### BRIEF
What is the number of lines containing the word "icon"? Give that number alone.
──────────────────────────────
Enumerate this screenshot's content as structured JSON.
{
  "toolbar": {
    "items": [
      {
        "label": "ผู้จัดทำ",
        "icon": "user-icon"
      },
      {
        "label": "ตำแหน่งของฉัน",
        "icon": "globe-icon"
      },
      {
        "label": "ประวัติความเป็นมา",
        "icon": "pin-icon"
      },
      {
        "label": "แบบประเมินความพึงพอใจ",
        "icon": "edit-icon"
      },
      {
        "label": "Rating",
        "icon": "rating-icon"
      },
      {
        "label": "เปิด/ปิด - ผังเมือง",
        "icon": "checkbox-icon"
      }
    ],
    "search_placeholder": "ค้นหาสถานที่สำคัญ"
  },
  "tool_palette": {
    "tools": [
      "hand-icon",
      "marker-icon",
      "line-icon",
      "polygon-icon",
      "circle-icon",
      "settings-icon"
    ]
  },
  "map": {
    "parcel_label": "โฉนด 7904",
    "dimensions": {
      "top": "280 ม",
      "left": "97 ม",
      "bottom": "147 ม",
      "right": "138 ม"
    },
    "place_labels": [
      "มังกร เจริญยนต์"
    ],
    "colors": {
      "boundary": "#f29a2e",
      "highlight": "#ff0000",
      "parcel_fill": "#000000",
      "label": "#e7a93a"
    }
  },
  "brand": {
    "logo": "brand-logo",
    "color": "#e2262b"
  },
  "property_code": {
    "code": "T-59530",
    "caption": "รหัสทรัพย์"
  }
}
──────────────────────────────
### SOLUTION FOR THIS PROBLEM
12